What the task requires.
Once the pictures are set aside, transcribe the remaining data exactly.

= = = =

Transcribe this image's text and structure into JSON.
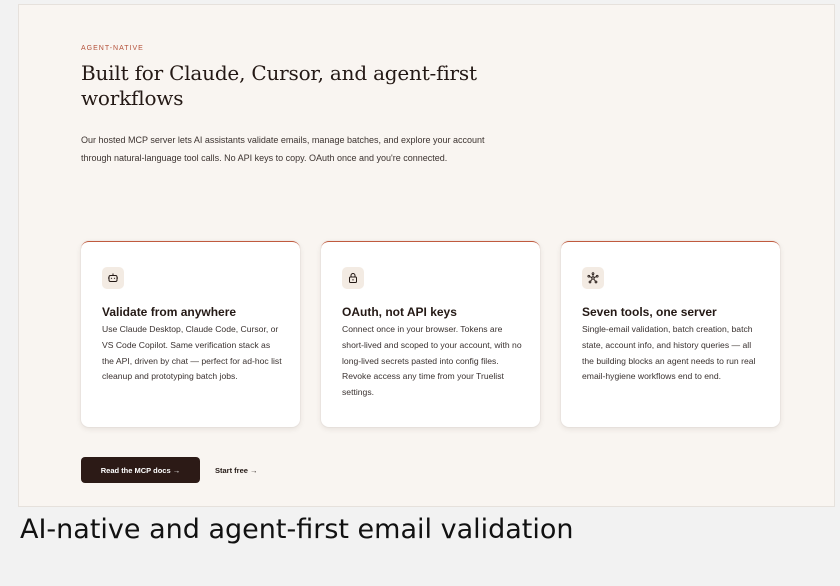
{
  "section": {
    "eyebrow": "AGENT-NATIVE",
    "headline": "Built for Claude, Cursor, and agent-first workflows",
    "intro": "Our hosted MCP server lets AI assistants validate emails, manage batches, and explore your account through natural-language tool calls. No API keys to copy. OAuth once and you're connected."
  },
  "cards": [
    {
      "icon": "robot-icon",
      "title": "Validate from anywhere",
      "body": "Use Claude Desktop, Claude Code, Cursor, or VS Code Copilot. Same verification stack as the API, driven by chat — perfect for ad-hoc list cleanup and prototyping batch jobs."
    },
    {
      "icon": "lock-icon",
      "title": "OAuth, not API keys",
      "body": "Connect once in your browser. Tokens are short-lived and scoped to your account, with no long-lived secrets pasted into config files. Revoke access any time from your Truelist settings."
    },
    {
      "icon": "network-icon",
      "title": "Seven tools, one server",
      "body": "Single-email validation, batch creation, batch state, account info, and history queries — all the building blocks an agent needs to run real email-hygiene workflows end to end."
    }
  ],
  "actions": {
    "primary_label": "Read the MCP docs →",
    "secondary_label": "Start free →"
  },
  "caption": "AI-native and agent-first email validation",
  "colors": {
    "accent": "#c05a3e",
    "eyebrow": "#b4513a",
    "primary_button": "#2c1a16",
    "section_background": "#f9f5f1",
    "icon_background": "#f3ebe3"
  }
}
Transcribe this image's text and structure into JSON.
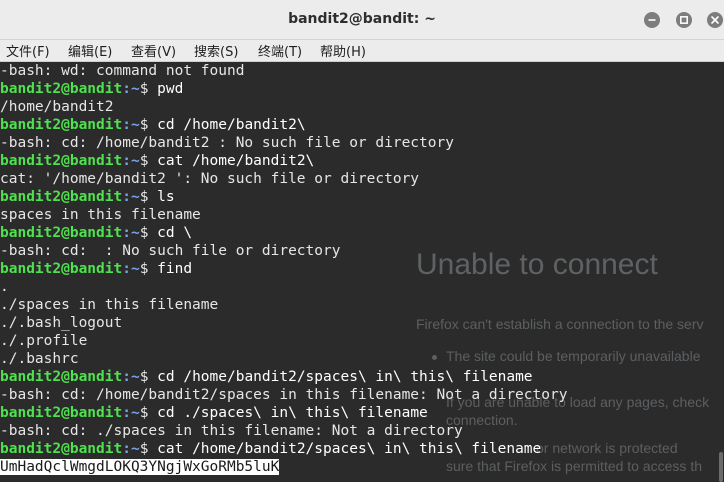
{
  "window": {
    "title": "bandit2@bandit: ~"
  },
  "menu": [
    {
      "label": "文件(F)"
    },
    {
      "label": "编辑(E)"
    },
    {
      "label": "查看(V)"
    },
    {
      "label": "搜索(S)"
    },
    {
      "label": "终端(T)"
    },
    {
      "label": "帮助(H)"
    }
  ],
  "prompt": {
    "userhost": "bandit2@bandit",
    "dir": ":~",
    "sign": "$ "
  },
  "terminal_lines": [
    {
      "kind": "out",
      "text": "-bash: wd: command not found"
    },
    {
      "kind": "cmd",
      "text": "pwd"
    },
    {
      "kind": "out",
      "text": "/home/bandit2"
    },
    {
      "kind": "cmd",
      "text": "cd /home/bandit2\\"
    },
    {
      "kind": "out",
      "text": "-bash: cd: /home/bandit2 : No such file or directory"
    },
    {
      "kind": "cmd",
      "text": "cat /home/bandit2\\"
    },
    {
      "kind": "out",
      "text": "cat: '/home/bandit2 ': No such file or directory"
    },
    {
      "kind": "cmd",
      "text": "ls"
    },
    {
      "kind": "out",
      "text": "spaces in this filename"
    },
    {
      "kind": "cmd",
      "text": "cd \\"
    },
    {
      "kind": "out",
      "text": "-bash: cd:  : No such file or directory"
    },
    {
      "kind": "cmd",
      "text": "find"
    },
    {
      "kind": "out",
      "text": "."
    },
    {
      "kind": "out",
      "text": "./spaces in this filename"
    },
    {
      "kind": "out",
      "text": "./.bash_logout"
    },
    {
      "kind": "out",
      "text": "./.profile"
    },
    {
      "kind": "out",
      "text": "./.bashrc"
    },
    {
      "kind": "cmd",
      "text": "cd /home/bandit2/spaces\\ in\\ this\\ filename"
    },
    {
      "kind": "out",
      "text": "-bash: cd: /home/bandit2/spaces in this filename: Not a directory"
    },
    {
      "kind": "cmd",
      "text": "cd ./spaces\\ in\\ this\\ filename"
    },
    {
      "kind": "out",
      "text": "-bash: cd: ./spaces in this filename: Not a directory"
    },
    {
      "kind": "cmd",
      "text": "cat /home/bandit2/spaces\\ in\\ this\\ filename"
    },
    {
      "kind": "sel",
      "text": "UmHadQclWmgdLOKQ3YNgjWxGoRMb5luK"
    }
  ],
  "background_window": {
    "title": "Unable to connect",
    "subtitle": "Firefox can't establish a connection to the serv",
    "bullet1": "The site could be temporarily unavailable",
    "bullet2a": "If you are unable to load any pages, check",
    "bullet2b": "connection.",
    "bullet3a": "or network is protected",
    "bullet3b": "sure that Firefox is permitted to access th"
  }
}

= = = =

Solved exercise.
Transcribe this image's text and structure into JSON.
{
  "section": {
    "eyebrow": "AGENT-NATIVE",
    "headline": "Built for Claude, Cursor, and agent-first workflows",
    "intro": "Our hosted MCP server lets AI assistants validate emails, manage batches, and explore your account through natural-language tool calls. No API keys to copy. OAuth once and you're connected."
  },
  "cards": [
    {
      "icon": "robot-icon",
      "title": "Validate from anywhere",
      "body": "Use Claude Desktop, Claude Code, Cursor, or VS Code Copilot. Same verification stack as the API, driven by chat — perfect for ad-hoc list cleanup and prototyping batch jobs."
    },
    {
      "icon": "lock-icon",
      "title": "OAuth, not API keys",
      "body": "Connect once in your browser. Tokens are short-lived and scoped to your account, with no long-lived secrets pasted into config files. Revoke access any time from your Truelist settings."
    },
    {
      "icon": "network-icon",
      "title": "Seven tools, one server",
      "body": "Single-email validation, batch creation, batch state, account info, and history queries — all the building blocks an agent needs to run real email-hygiene workflows end to end."
    }
  ],
  "actions": {
    "primary_label": "Read the MCP docs →",
    "secondary_label": "Start free →"
  },
  "caption": "AI-native and agent-first email validation",
  "colors": {
    "accent": "#c05a3e",
    "eyebrow": "#b4513a",
    "primary_button": "#2c1a16",
    "section_background": "#f9f5f1",
    "icon_background": "#f3ebe3"
  }
}
Transcribe this image's text and structure into JSON.
{
  "window": {
    "title": "bandit2@bandit: ~"
  },
  "menu": [
    {
      "label": "文件(F)"
    },
    {
      "label": "编辑(E)"
    },
    {
      "label": "查看(V)"
    },
    {
      "label": "搜索(S)"
    },
    {
      "label": "终端(T)"
    },
    {
      "label": "帮助(H)"
    }
  ],
  "prompt": {
    "userhost": "bandit2@bandit",
    "dir": ":~",
    "sign": "$ "
  },
  "terminal_lines": [
    {
      "kind": "out",
      "text": "-bash: wd: command not found"
    },
    {
      "kind": "cmd",
      "text": "pwd"
    },
    {
      "kind": "out",
      "text": "/home/bandit2"
    },
    {
      "kind": "cmd",
      "text": "cd /home/bandit2\\"
    },
    {
      "kind": "out",
      "text": "-bash: cd: /home/bandit2 : No such file or directory"
    },
    {
      "kind": "cmd",
      "text": "cat /home/bandit2\\"
    },
    {
      "kind": "out",
      "text": "cat: '/home/bandit2 ': No such file or directory"
    },
    {
      "kind": "cmd",
      "text": "ls"
    },
    {
      "kind": "out",
      "text": "spaces in this filename"
    },
    {
      "kind": "cmd",
      "text": "cd \\"
    },
    {
      "kind": "out",
      "text": "-bash: cd:  : No such file or directory"
    },
    {
      "kind": "cmd",
      "text": "find"
    },
    {
      "kind": "out",
      "text": "."
    },
    {
      "kind": "out",
      "text": "./spaces in this filename"
    },
    {
      "kind": "out",
      "text": "./.bash_logout"
    },
    {
      "kind": "out",
      "text": "./.profile"
    },
    {
      "kind": "out",
      "text": "./.bashrc"
    },
    {
      "kind": "cmd",
      "text": "cd /home/bandit2/spaces\\ in\\ this\\ filename"
    },
    {
      "kind": "out",
      "text": "-bash: cd: /home/bandit2/spaces in this filename: Not a directory"
    },
    {
      "kind": "cmd",
      "text": "cd ./spaces\\ in\\ this\\ filename"
    },
    {
      "kind": "out",
      "text": "-bash: cd: ./spaces in this filename: Not a directory"
    },
    {
      "kind": "cmd",
      "text": "cat /home/bandit2/spaces\\ in\\ this\\ filename"
    },
    {
      "kind": "sel",
      "text": "UmHadQclWmgdLOKQ3YNgjWxGoRMb5luK"
    }
  ],
  "background_window": {
    "title": "Unable to connect",
    "subtitle": "Firefox can't establish a connection to the serv",
    "bullet1": "The site could be temporarily unavailable",
    "bullet2a": "If you are unable to load any pages, check",
    "bullet2b": "connection.",
    "bullet3a": "or network is protected",
    "bullet3b": "sure that Firefox is permitted to access th"
  }
}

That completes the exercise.